Gather all lines containing the string "frac" and copy them out.
---------- RECORD EXCERPTS
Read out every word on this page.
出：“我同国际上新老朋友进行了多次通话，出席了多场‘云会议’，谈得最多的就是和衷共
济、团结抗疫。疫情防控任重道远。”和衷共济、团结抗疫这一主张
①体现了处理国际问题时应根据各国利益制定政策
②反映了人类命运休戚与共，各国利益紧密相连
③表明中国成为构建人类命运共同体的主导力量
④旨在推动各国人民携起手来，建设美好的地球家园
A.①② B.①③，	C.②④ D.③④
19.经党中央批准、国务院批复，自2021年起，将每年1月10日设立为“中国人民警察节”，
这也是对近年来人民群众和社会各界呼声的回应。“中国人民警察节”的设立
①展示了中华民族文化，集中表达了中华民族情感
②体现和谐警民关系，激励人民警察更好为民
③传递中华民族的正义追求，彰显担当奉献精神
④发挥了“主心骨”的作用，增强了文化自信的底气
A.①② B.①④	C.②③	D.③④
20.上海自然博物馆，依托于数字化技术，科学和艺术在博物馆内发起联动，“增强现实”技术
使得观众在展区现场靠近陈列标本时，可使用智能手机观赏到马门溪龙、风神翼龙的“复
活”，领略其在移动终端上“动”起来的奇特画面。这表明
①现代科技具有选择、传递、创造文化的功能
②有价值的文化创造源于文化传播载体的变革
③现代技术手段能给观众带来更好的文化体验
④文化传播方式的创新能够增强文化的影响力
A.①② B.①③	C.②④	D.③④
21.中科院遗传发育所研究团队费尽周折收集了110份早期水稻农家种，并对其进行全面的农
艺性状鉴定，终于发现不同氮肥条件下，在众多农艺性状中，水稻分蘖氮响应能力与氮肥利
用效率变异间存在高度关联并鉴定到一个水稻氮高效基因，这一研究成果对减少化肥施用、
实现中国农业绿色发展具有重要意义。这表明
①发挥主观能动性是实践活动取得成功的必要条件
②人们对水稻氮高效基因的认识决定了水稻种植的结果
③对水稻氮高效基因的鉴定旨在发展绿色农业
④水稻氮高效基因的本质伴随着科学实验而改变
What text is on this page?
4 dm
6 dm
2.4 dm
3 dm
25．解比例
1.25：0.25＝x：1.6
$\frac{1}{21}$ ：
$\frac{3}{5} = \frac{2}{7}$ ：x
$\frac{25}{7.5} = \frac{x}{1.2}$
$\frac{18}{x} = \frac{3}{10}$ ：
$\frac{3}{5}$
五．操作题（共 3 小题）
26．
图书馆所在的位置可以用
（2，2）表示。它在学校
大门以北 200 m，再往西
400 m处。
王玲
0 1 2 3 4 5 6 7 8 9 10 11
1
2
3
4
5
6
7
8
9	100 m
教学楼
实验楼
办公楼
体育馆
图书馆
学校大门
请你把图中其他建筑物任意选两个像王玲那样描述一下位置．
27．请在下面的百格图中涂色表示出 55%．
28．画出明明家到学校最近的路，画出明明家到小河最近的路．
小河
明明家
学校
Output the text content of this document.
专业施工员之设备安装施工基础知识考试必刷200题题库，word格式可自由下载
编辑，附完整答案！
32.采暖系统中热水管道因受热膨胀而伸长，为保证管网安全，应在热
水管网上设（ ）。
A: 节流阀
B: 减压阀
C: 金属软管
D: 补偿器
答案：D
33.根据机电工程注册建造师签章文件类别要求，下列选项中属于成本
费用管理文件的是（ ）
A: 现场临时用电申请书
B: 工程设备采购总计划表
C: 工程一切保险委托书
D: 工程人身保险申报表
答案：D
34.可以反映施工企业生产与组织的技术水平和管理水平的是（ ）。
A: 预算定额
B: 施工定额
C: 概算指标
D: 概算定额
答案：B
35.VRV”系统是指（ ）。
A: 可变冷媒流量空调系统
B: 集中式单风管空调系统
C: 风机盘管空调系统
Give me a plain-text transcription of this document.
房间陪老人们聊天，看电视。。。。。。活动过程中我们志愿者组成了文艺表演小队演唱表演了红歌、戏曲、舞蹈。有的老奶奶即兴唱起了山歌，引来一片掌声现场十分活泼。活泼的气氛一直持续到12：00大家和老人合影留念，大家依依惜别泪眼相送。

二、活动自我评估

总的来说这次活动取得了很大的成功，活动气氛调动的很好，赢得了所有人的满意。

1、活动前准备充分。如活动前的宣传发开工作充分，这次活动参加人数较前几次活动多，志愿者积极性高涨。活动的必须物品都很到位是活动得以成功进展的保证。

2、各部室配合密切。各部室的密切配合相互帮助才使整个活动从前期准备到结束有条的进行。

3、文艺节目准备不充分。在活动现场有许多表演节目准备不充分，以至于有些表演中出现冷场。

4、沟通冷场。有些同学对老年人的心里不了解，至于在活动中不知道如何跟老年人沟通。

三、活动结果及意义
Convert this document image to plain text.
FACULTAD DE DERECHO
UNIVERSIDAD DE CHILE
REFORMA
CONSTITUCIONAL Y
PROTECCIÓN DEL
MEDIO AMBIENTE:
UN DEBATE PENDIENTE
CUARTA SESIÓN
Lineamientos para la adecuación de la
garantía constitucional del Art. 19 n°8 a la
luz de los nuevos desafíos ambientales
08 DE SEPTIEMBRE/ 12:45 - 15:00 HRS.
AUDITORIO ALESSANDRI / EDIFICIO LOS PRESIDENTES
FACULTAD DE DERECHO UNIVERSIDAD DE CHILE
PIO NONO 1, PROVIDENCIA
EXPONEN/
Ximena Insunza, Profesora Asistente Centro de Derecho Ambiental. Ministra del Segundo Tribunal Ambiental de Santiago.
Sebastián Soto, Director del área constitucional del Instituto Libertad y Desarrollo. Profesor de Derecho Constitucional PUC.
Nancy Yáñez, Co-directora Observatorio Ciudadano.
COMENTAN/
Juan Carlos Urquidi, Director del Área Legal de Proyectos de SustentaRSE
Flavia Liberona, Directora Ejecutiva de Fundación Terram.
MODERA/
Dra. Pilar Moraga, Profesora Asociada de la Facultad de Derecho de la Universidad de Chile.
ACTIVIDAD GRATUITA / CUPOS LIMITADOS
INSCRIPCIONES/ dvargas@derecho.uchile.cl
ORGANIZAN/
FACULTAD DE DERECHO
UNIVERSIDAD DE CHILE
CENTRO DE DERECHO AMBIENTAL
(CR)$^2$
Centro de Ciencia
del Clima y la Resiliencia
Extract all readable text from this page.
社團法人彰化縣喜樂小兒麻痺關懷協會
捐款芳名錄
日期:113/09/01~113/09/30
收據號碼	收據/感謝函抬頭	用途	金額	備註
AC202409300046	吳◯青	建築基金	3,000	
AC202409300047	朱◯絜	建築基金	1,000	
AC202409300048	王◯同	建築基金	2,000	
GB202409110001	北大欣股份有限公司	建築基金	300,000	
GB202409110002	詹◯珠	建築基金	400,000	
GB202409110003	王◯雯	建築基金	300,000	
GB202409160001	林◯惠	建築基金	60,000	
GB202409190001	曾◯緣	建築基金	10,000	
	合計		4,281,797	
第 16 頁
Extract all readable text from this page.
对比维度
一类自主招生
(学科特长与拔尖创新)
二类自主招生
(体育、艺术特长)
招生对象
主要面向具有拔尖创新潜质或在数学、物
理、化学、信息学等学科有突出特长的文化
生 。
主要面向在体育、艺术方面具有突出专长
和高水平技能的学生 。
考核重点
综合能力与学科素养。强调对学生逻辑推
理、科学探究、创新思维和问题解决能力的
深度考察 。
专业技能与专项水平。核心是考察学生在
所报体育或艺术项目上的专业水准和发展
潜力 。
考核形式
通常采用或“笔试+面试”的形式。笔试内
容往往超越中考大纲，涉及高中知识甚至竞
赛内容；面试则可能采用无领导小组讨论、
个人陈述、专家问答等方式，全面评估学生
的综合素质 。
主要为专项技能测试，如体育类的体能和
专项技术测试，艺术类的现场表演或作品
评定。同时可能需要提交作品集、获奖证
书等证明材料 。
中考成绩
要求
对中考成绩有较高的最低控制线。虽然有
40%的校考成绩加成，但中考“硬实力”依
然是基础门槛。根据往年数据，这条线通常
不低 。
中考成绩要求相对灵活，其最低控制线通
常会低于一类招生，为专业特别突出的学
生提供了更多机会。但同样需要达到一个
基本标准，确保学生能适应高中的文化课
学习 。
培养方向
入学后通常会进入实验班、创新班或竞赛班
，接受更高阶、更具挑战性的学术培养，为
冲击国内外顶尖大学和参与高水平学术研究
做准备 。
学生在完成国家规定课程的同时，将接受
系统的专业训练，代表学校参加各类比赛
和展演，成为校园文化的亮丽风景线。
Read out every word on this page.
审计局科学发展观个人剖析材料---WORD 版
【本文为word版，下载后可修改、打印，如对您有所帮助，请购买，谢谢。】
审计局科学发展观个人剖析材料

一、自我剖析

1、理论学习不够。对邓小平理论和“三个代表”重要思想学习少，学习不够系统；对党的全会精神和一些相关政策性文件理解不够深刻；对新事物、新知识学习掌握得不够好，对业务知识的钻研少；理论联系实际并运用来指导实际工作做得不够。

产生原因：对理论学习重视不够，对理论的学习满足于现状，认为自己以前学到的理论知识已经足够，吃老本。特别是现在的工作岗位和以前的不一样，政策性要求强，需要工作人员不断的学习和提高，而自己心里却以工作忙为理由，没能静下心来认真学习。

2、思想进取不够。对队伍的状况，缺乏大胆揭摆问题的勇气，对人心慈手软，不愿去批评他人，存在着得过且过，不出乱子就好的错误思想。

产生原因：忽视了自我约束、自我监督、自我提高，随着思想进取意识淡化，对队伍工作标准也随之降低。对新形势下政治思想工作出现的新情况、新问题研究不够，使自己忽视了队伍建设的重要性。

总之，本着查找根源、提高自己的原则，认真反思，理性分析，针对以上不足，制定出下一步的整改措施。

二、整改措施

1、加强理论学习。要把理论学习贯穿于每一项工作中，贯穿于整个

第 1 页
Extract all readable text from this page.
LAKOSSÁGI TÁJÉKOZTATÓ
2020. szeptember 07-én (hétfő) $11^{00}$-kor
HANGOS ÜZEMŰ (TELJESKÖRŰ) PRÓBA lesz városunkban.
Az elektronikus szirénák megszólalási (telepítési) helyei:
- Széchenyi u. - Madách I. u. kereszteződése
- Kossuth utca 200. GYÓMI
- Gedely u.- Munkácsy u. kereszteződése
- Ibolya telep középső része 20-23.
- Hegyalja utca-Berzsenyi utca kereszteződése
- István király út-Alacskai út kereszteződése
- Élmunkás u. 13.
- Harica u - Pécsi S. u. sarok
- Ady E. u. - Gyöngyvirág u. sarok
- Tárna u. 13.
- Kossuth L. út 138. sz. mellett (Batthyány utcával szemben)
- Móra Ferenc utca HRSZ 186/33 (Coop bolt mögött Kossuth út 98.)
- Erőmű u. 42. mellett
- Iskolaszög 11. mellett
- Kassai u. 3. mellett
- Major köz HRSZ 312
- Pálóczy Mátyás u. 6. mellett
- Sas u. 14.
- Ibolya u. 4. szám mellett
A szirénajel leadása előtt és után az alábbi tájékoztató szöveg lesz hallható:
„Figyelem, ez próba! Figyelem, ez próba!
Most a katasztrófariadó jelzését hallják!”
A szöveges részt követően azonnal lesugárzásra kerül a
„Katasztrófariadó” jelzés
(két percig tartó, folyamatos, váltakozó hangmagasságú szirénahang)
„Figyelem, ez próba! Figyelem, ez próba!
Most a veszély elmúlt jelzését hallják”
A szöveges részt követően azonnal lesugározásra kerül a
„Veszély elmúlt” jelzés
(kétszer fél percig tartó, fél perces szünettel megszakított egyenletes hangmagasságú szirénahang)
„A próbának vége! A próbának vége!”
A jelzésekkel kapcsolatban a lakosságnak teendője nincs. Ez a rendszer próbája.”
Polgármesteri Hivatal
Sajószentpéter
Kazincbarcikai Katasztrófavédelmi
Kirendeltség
--------------------
→ **REPLY**
$\frac{1}{21}$ ：
$\frac{3}{5} = \frac{2}{7}$ ：x
$\frac{25}{7.5} = \frac{x}{1.2}$
$\frac{18}{x} = \frac{3}{10}$ ：
$\frac{3}{5}$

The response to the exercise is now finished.